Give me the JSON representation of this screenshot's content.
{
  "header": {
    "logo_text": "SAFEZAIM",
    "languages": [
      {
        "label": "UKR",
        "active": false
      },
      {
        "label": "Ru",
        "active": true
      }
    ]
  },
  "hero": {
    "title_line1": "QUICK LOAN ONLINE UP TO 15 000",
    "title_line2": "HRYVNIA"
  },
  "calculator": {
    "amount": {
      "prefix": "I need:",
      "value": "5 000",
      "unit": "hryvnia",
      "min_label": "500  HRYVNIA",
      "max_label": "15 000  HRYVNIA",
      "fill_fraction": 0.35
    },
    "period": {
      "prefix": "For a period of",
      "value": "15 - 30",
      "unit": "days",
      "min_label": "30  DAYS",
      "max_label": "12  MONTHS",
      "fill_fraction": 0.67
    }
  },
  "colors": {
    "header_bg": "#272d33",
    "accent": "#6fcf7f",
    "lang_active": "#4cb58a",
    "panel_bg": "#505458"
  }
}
++++++++
Exercise instructions — The records above must be repeated exactly, every one of them.

Solved problem —
Give me the JSON representation of this screenshot's content.
{
  "header": {
    "logo_text": "SAFEZAIM",
    "languages": [
      {
        "label": "UKR",
        "active": false
      },
      {
        "label": "Ru",
        "active": true
      }
    ]
  },
  "hero": {
    "title_line1": "QUICK LOAN ONLINE UP TO 15 000",
    "title_line2": "HRYVNIA"
  },
  "calculator": {
    "amount": {
      "prefix": "I need:",
      "value": "5 000",
      "unit": "hryvnia",
      "min_label": "500  HRYVNIA",
      "max_label": "15 000  HRYVNIA",
      "fill_fraction": 0.35
    },
    "period": {
      "prefix": "For a period of",
      "value": "15 - 30",
      "unit": "days",
      "min_label": "30  DAYS",
      "max_label": "12  MONTHS",
      "fill_fraction": 0.67
    }
  },
  "colors": {
    "header_bg": "#272d33",
    "accent": "#6fcf7f",
    "lang_active": "#4cb58a",
    "panel_bg": "#505458"
  }
}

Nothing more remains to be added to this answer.